# Start of Supplied information

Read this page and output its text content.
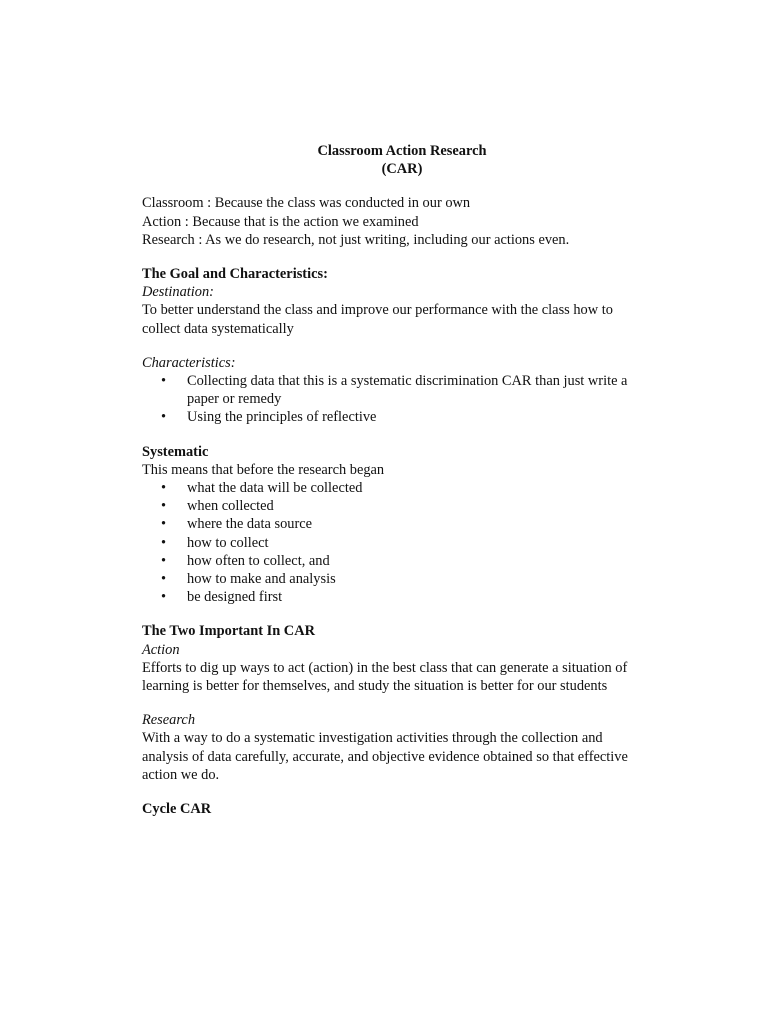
Classroom Action Research

(CAR)

Classroom : Because the class was conducted in our own

Action : Because that is the action we examined

Research : As we do research, not just writing, including our actions even.

The Goal and Characteristics:

Destination:

To better understand the class and improve our performance with the class how to

collect data systematically

Characteristics:

• Collecting data that this is a systematic discrimination CAR than just write a paper or remedy
• Using the principles of reflective

Systematic

This means that before the research began

• what the data will be collected
• when collected
• where the data source
• how to collect
• how often to collect, and
• how to make and analysis
• be designed first

The Two Important In CAR

Action

Efforts to dig up ways to act (action) in the best class that can generate a situation of

learning is better for themselves, and study the situation is better for our students

Research

With a way to do a systematic investigation activities through the collection and

analysis of data carefully, accurate, and objective evidence obtained so that effective

action we do.

Cycle CAR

# End of Supplied information

(Work to complete)
Working from the material above, transcribe it exactly while omitting pictures.

(Task result)
Read this page and output its text content.
Classroom Action Research

(CAR)

Classroom : Because the class was conducted in our own

Action : Because that is the action we examined

Research : As we do research, not just writing, including our actions even.

The Goal and Characteristics:

Destination:

To better understand the class and improve our performance with the class how to

collect data systematically

Characteristics:

• Collecting data that this is a systematic discrimination CAR than just write a paper or remedy
• Using the principles of reflective

Systematic

This means that before the research began

• what the data will be collected
• when collected
• where the data source
• how to collect
• how often to collect, and
• how to make and analysis
• be designed first

The Two Important In CAR

Action

Efforts to dig up ways to act (action) in the best class that can generate a situation of

learning is better for themselves, and study the situation is better for our students

Research

With a way to do a systematic investigation activities through the collection and

analysis of data carefully, accurate, and objective evidence obtained so that effective

action we do.

Cycle CAR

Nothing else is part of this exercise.